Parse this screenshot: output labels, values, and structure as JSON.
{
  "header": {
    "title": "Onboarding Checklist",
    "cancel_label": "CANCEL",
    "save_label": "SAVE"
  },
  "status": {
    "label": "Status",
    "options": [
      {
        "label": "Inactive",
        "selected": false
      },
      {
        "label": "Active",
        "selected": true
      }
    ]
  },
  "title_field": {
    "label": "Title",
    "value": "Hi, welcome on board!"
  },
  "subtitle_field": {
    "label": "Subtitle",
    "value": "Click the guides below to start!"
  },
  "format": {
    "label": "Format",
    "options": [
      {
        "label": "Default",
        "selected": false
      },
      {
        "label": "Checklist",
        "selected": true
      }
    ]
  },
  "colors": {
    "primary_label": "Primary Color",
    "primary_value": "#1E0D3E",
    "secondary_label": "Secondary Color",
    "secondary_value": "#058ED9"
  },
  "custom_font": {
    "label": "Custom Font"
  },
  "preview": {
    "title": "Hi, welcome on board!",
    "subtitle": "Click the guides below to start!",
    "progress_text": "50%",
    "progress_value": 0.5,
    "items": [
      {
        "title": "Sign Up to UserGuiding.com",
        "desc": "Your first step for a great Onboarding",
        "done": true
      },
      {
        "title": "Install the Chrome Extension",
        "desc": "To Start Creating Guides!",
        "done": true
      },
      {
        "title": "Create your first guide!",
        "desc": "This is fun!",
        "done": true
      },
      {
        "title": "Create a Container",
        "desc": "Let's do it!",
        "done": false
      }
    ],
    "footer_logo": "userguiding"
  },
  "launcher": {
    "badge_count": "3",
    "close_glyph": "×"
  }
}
......
- Set problem -
Find the lines above holding the word "Onboarding" and show them.

- Exercise solution -
    "title": "Onboarding Checklist",
        "desc": "Your first step for a great Onboarding",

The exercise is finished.